Records from a dataset:

########

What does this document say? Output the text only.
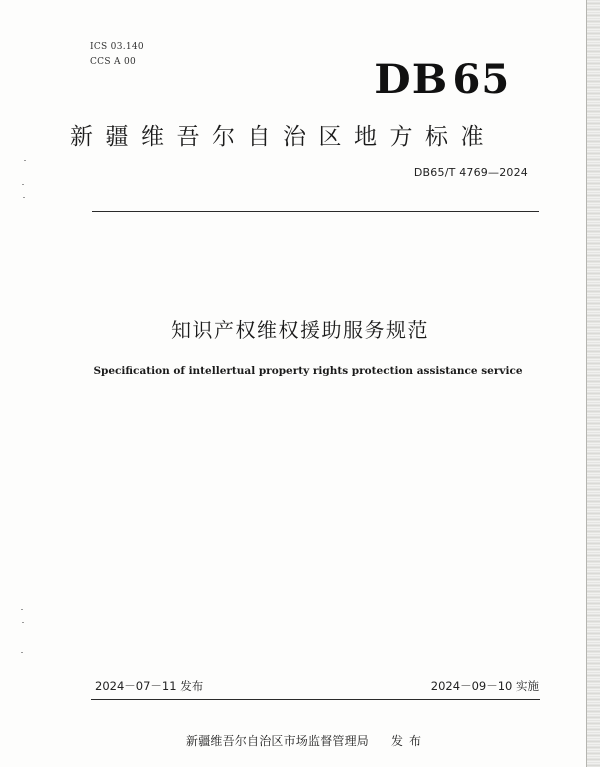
ICS 03.140
CCS A 00	DB 65
新疆维吾尔自治区地方标准
DB65/T 4769—2024
知识产权维权援助服务规范
Specification of intellertual property rights protection assistance service
2024－07－11 发布	2024－09－10 实施
新疆维吾尔自治区市场监督管理局 发布
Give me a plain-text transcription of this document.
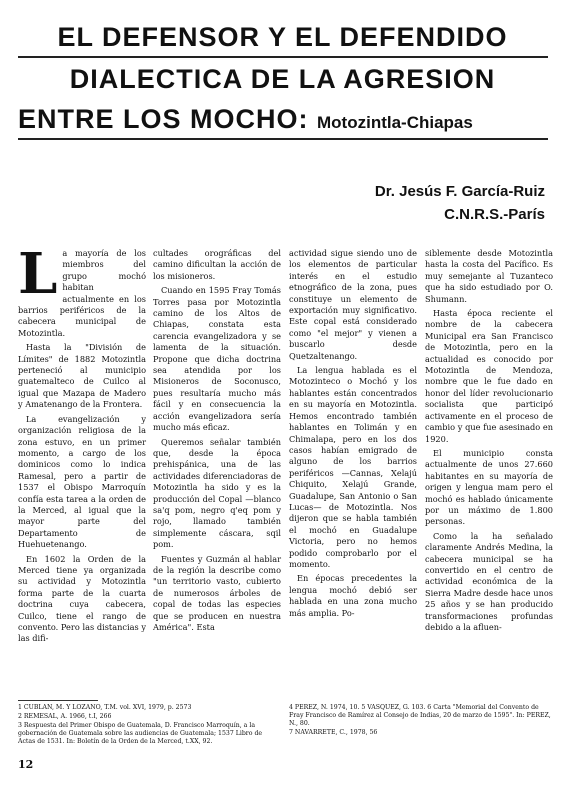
EL DEFENSOR Y EL DEFENDIDO
DIALECTICA DE LA AGRESION
ENTRE LOS MOCHO: Motozintla-Chiapas
Dr. Jesús F. García-Ruiz
C.N.R.S.-París
L a mayoría de los miembros del grupo mochó habitan actualmente en los barrios periféricos de la cabecera municipal de Motozintla.

Hasta la "División de Límites" de 1882 Motozintla perteneció al municipio guatemalteco de Cuilco al igual que Mazapa de Madero y Amatenango de la Frontera.

La evangelización y organización religiosa de la zona estuvo, en un primer momento, a cargo de los dominicos como lo indica Ramesal, pero a partir de 1537 el Obispo Marroquín confía esta tarea a la orden de la Merced, al igual que la mayor parte del Departamento de Huehuetenango.

En 1602 la Orden de la Merced tiene ya organizada su actividad y Motozintla forma parte de la cuarta doctrina cuya cabecera, Cuilco, tiene el rango de convento. Pero las distancias y las difi-

cultades orográficas del camino dificultan la acción de los misioneros.

Cuando en 1595 Fray Tomás Torres pasa por Motozintla camino de los Altos de Chiapas, constata esta carencia evangelizadora y se lamenta de la situación. Propone que dicha doctrina sea atendida por los Misioneros de Soconusco, pues resultaría mucho más fácil y en consecuencia la acción evangelizadora sería mucho más eficaz.

Queremos señalar también que, desde la época prehispánica, una de las actividades diferenciadoras de Motozintla ha sido y es la producción del Copal —blanco sa'q pom, negro q'eq pom y rojo, llamado también simplemente cáscara, sqil pom.

Fuentes y Guzmán al hablar de la región la describe como "un territorio vasto, cubierto de numerosos árboles de copal de todas las especies que se producen en nuestra América". Esta

actividad sigue siendo uno de los elementos de particular interés en el estudio etnográfico de la zona, pues constituye un elemento de exportación muy significativo. Este copal está considerado como "el mejor" y vienen a buscarlo desde Quetzaltenango.

La lengua hablada es el Motozinteco o Mochó y los hablantes están concentrados en su mayoría en Motozintla. Hemos encontrado también hablantes en Tolimán y en Chimalapa, pero en los dos casos habían emigrado de alguno de los barrios periféricos —Cannas, Xelajú Chiquito, Xelajú Grande, Guadalupe, San Antonio o San Lucas— de Motozintla. Nos dijeron que se habla también el mochó en Guadalupe Victoria, pero no hemos podido comprobarlo por el momento.

En épocas precedentes la lengua mochó debió ser hablada en una zona mucho más amplia. Po-

siblemente desde Motozintla hasta la costa del Pacífico. Es muy semejante al Tuzanteco que ha sido estudiado por O. Shumann.

Hasta época reciente el nombre de la cabecera Municipal era San Francisco de Motozintla, pero en la actualidad es conocido por Motozintla de Mendoza, nombre que le fue dado en honor del líder revolucionario socialista que participó activamente en el proceso de cambio y que fue asesinado en 1920.

El municipio consta actualmente de unos 27.660 habitantes en su mayoría de origen y lengua mam pero el mochó es hablado únicamente por un máximo de 1.800 personas.

Como la ha señalado claramente Andrés Medina, la cabecera municipal se ha convertido en el centro de actividad económica de la Sierra Madre desde hace unos 25 años y se han producido transformaciones profundas debido a la afluen-

1 CUBLAN, M. Y LOZANO, T.M. vol. XVI, 1979, p. 2573
2 REMESAL, A. 1966, t.I, 266
3 Respuesta del Primer Obispo de Guatemala, D. Francisco Marroquín, a la gobernación de Guatemala sobre las audiencias de Guatemala; 1537 Libro de Actas de 1531. In: Boletín de la Orden de la Merced, t.XX, 92.
4 PEREZ, N. 1974, 10. 5 VASQUEZ, G. 103. 6 Carta "Memorial del Convento de Fray Francisco de Ramírez al Consejo de Indias, 20 de marzo de 1595". In: PEREZ, N., 80.
7 NAVARRETE, C., 1978, 56
12
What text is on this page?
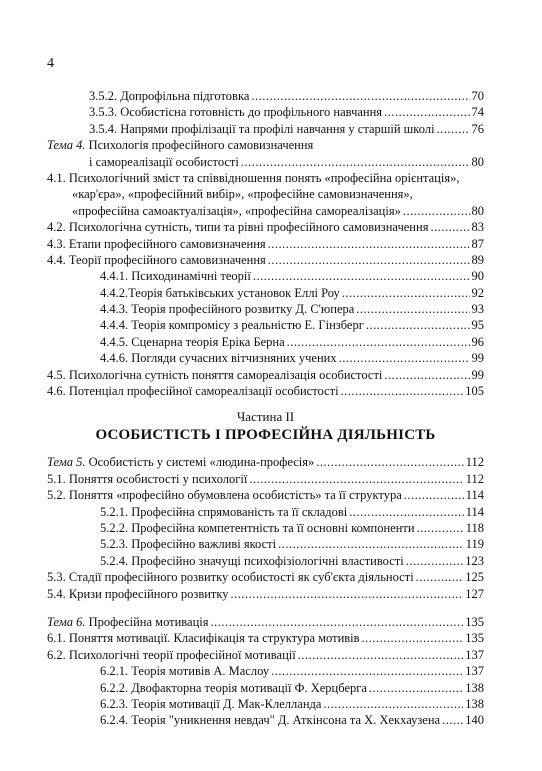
4
3.5.2. Допрофільна підготовка .....	70
3.5.3. Особистісна готовність до профільного навчання .....	74
3.5.4. Напрями профілізації та профілі навчання у старшій школі .....	76
Тема 4. Психологія професійного самовизначення
і самореалізації особистості .....	80
4.1. Психологічний зміст та співвідношення понять «професійна орієнтація»,
«кар'єра», «професійний вибір», «професійне самовизначення»,
«професійна самоактуалізація», «професійна самореалізація» .....	80
4.2. Психологічна сутність, типи та рівні професійного самовизначення .....	83
4.3. Етапи професійного самовизначення .....	87
4.4. Теорії професійного самовизначення .....	89
4.4.1. Психодинамічні теорії .....	90
4.4.2.Теорія батьківських установок Еллі Роу .....	92
4.4.3. Теорія професійного розвитку Д. С'юпера .....	93
4.4.4. Теорія компромісу з реальністю Е. Гінзберг .....	95
4.4.5. Сценарна теорія Еріка Берна .....	96
4.4.6. Погляди сучасних вітчизняних учених .....	99
4.5. Психологічна сутність поняття самореалізація особистості .....	99
4.6. Потенціал професійної самореалізації особистості .....	105
Частина II
ОСОБИСТІСТЬ І ПРОФЕСІЙНА ДІЯЛЬНІСТЬ
Тема 5. Особистість у системі «людина-професія» .....	112
5.1. Поняття особистості у психології .....	112
5.2. Поняття «професійно обумовлена особистість» та її структура .....	114
5.2.1. Професійна спрямованість та її складові .....	114
5.2.2. Професійна компетентність та її основні компоненти .....	118
5.2.3. Професійно важливі якості .....	119
5.2.4. Професійно значущі психофізіологічні властивості .....	123
5.3. Стадії професійного розвитку особистості як суб'єкта діяльності .....	125
5.4. Кризи професійного розвитку .....	127
Тема 6. Професійна мотивація .....	135
6.1. Поняття мотивації. Класифікація та структура мотивів .....	135
6.2. Психологічні теорії професійної мотивації .....	137
6.2.1. Теорія мотивів А. Маслоу .....	137
6.2.2. Двофакторна теорія мотивації Ф. Херцберга .....	138
6.2.3. Теорія мотивації Д. Мак-Клелланда .....	138
6.2.4. Теорія "уникнення невдач" Д. Аткінсона та Х. Хекхаузена ..... 140
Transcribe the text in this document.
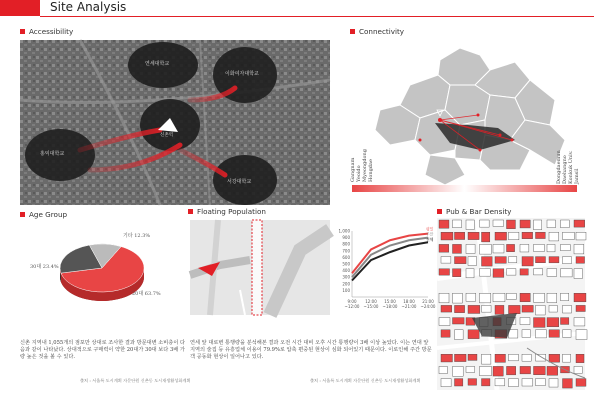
Site Analysis
Accessibility	Connectivity
Age Group	Floating Population	Pub & Bar Density
연세대학교
이화여자대학교
홍익대학교
서강대학교
신촌역
Gangnam Yeoido Myeongdong Hongdae	Dongdaemun Daehangno Konkuk Univ. Jamsil
기타 12.3%
30대 23.4%
20대 63.7%
신촌 지역내 1,055개의 점포만 상대로 조사한 결과 방문대변 소비층이 다음과 같이 나타났다. 상대적으로 구매력이 약한 20대가 30대 보다 3배 가량 높은 것을 볼 수 있다.
출처 : 서울특 도시계획 자문단원 신촌동 도시재생활성화계획
1,000
900
800
700
600
500
400
300
200
100
9:00
~12:00
12:00
~15:00
15:00
~18:00
18:00
~21:00
21:00
~24:00
평일
주말
전체
연세 앞 대로변 통행량을 분석해본 결과 오전 시간 대비 오후 시간 통행량이 3배 이상 높았다. 이는 연대 앞 지역의 술집 등 유흥업체 이용이 79.9%로 압축 편중된 현상이 심화 되어있기 때문이다. 이로인해 주간 방문객 공동화 현상이 일어나고 있다.
출처 : 서울특 도시계획 자문단원 신촌동 도시재생활성화계획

########

▸ TASK DIRECTIONS: Repeat all the data as it stands, dropping any images it holds.

▸ SOLVED EXERCISE:
What does this document say? Output the text only.
ICS 03.140
CCS A 00	DB 65
新疆维吾尔自治区地方标准
DB65/T 4769—2024
知识产权维权援助服务规范
Specification of intellertual property rights protection assistance service
2024－07－11 发布	2024－09－10 实施
新疆维吾尔自治区市场监督管理局 发布
Give me a plain-text transcription of this document.
EL DEFENSOR Y EL DEFENDIDO
DIALECTICA DE LA AGRESION
ENTRE LOS MOCHO: Motozintla-Chiapas
Dr. Jesús F. García-Ruiz
C.N.R.S.-París
L a mayoría de los miembros del grupo mochó habitan actualmente en los barrios periféricos de la cabecera municipal de Motozintla.

Hasta la "División de Límites" de 1882 Motozintla perteneció al municipio guatemalteco de Cuilco al igual que Mazapa de Madero y Amatenango de la Frontera.

La evangelización y organización religiosa de la zona estuvo, en un primer momento, a cargo de los dominicos como lo indica Ramesal, pero a partir de 1537 el Obispo Marroquín confía esta tarea a la orden de la Merced, al igual que la mayor parte del Departamento de Huehuetenango.

En 1602 la Orden de la Merced tiene ya organizada su actividad y Motozintla forma parte de la cuarta doctrina cuya cabecera, Cuilco, tiene el rango de convento. Pero las distancias y las difi-

cultades orográficas del camino dificultan la acción de los misioneros.

Cuando en 1595 Fray Tomás Torres pasa por Motozintla camino de los Altos de Chiapas, constata esta carencia evangelizadora y se lamenta de la situación. Propone que dicha doctrina sea atendida por los Misioneros de Soconusco, pues resultaría mucho más fácil y en consecuencia la acción evangelizadora sería mucho más eficaz.

Queremos señalar también que, desde la época prehispánica, una de las actividades diferenciadoras de Motozintla ha sido y es la producción del Copal —blanco sa'q pom, negro q'eq pom y rojo, llamado también simplemente cáscara, sqil pom.

Fuentes y Guzmán al hablar de la región la describe como "un territorio vasto, cubierto de numerosos árboles de copal de todas las especies que se producen en nuestra América". Esta

actividad sigue siendo uno de los elementos de particular interés en el estudio etnográfico de la zona, pues constituye un elemento de exportación muy significativo. Este copal está considerado como "el mejor" y vienen a buscarlo desde Quetzaltenango.

La lengua hablada es el Motozinteco o Mochó y los hablantes están concentrados en su mayoría en Motozintla. Hemos encontrado también hablantes en Tolimán y en Chimalapa, pero en los dos casos habían emigrado de alguno de los barrios periféricos —Cannas, Xelajú Chiquito, Xelajú Grande, Guadalupe, San Antonio o San Lucas— de Motozintla. Nos dijeron que se habla también el mochó en Guadalupe Victoria, pero no hemos podido comprobarlo por el momento.

En épocas precedentes la lengua mochó debió ser hablada en una zona mucho más amplia. Po-

siblemente desde Motozintla hasta la costa del Pacífico. Es muy semejante al Tuzanteco que ha sido estudiado por O. Shumann.

Hasta época reciente el nombre de la cabecera Municipal era San Francisco de Motozintla, pero en la actualidad es conocido por Motozintla de Mendoza, nombre que le fue dado en honor del líder revolucionario socialista que participó activamente en el proceso de cambio y que fue asesinado en 1920.

El municipio consta actualmente de unos 27.660 habitantes en su mayoría de origen y lengua mam pero el mochó es hablado únicamente por un máximo de 1.800 personas.

Como la ha señalado claramente Andrés Medina, la cabecera municipal se ha convertido en el centro de actividad económica de la Sierra Madre desde hace unos 25 años y se han producido transformaciones profundas debido a la afluen-

1 CUBLAN, M. Y LOZANO, T.M. vol. XVI, 1979, p. 2573
2 REMESAL, A. 1966, t.I, 266
3 Respuesta del Primer Obispo de Guatemala, D. Francisco Marroquín, a la gobernación de Guatemala sobre las audiencias de Guatemala; 1537 Libro de Actas de 1531. In: Boletín de la Orden de la Merced, t.XX, 92.
4 PEREZ, N. 1974, 10. 5 VASQUEZ, G. 103. 6 Carta "Memorial del Convento de Fray Francisco de Ramírez al Consejo de Indias, 20 de marzo de 1595". In: PEREZ, N., 80.
7 NAVARRETE, C., 1978, 56
12
What text is on this page?
4
3.5.2. Допрофільна підготовка .....	70
3.5.3. Особистісна готовність до профільного навчання .....	74
3.5.4. Напрями профілізації та профілі навчання у старшій школі .....	76
Тема 4. Психологія професійного самовизначення
і самореалізації особистості .....	80
4.1. Психологічний зміст та співвідношення понять «професійна орієнтація»,
«кар'єра», «професійний вибір», «професійне самовизначення»,
«професійна самоактуалізація», «професійна самореалізація» .....	80
4.2. Психологічна сутність, типи та рівні професійного самовизначення .....	83
4.3. Етапи професійного самовизначення .....	87
4.4. Теорії професійного самовизначення .....	89
4.4.1. Психодинамічні теорії .....	90
4.4.2.Теорія батьківських установок Еллі Роу .....	92
4.4.3. Теорія професійного розвитку Д. С'юпера .....	93
4.4.4. Теорія компромісу з реальністю Е. Гінзберг .....	95
4.4.5. Сценарна теорія Еріка Берна .....	96
4.4.6. Погляди сучасних вітчизняних учених .....	99
4.5. Психологічна сутність поняття самореалізація особистості .....	99
4.6. Потенціал професійної самореалізації особистості .....	105
Частина II
ОСОБИСТІСТЬ І ПРОФЕСІЙНА ДІЯЛЬНІСТЬ
Тема 5. Особистість у системі «людина-професія» .....	112
5.1. Поняття особистості у психології .....	112
5.2. Поняття «професійно обумовлена особистість» та її структура .....	114
5.2.1. Професійна спрямованість та її складові .....	114
5.2.2. Професійна компетентність та її основні компоненти .....	118
5.2.3. Професійно важливі якості .....	119
5.2.4. Професійно значущі психофізіологічні властивості .....	123
5.3. Стадії професійного розвитку особистості як суб'єкта діяльності .....	125
5.4. Кризи професійного розвитку .....	127
Тема 6. Професійна мотивація .....	135
6.1. Поняття мотивації. Класифікація та структура мотивів .....	135
6.2. Психологічні теорії професійної мотивації .....	137
6.2.1. Теорія мотивів А. Маслоу .....	137
6.2.2. Двофакторна теорія мотивації Ф. Херцберга .....	138
6.2.3. Теорія мотивації Д. Мак-Клелланда .....	138
6.2.4. Теорія "уникнення невдач" Д. Аткінсона та Х. Хекхаузена ..... 140
Transcribe the text in this document.
Site Analysis
Accessibility	Connectivity
Age Group	Floating Population	Pub & Bar Density
연세대학교
이화여자대학교
홍익대학교
서강대학교
신촌역
Gangnam Yeoido Myeongdong Hongdae	Dongdaemun Daehangno Konkuk Univ. Jamsil
기타 12.3%
30대 23.4%
20대 63.7%
신촌 지역내 1,055개의 점포만 상대로 조사한 결과 방문대변 소비층이 다음과 같이 나타났다. 상대적으로 구매력이 약한 20대가 30대 보다 3배 가량 높은 것을 볼 수 있다.
출처 : 서울특 도시계획 자문단원 신촌동 도시재생활성화계획
1,000
900
800
700
600
500
400
300
200
100
9:00
~12:00
12:00
~15:00
15:00
~18:00
18:00
~21:00
21:00
~24:00
평일
주말
전체
연세 앞 대로변 통행량을 분석해본 결과 오전 시간 대비 오후 시간 통행량이 3배 이상 높았다. 이는 연대 앞 지역의 술집 등 유흥업체 이용이 79.9%로 압축 편중된 현상이 심화 되어있기 때문이다. 이로인해 주간 방문객 공동화 현상이 일어나고 있다.
출처 : 서울특 도시계획 자문단원 신촌동 도시재생활성화계획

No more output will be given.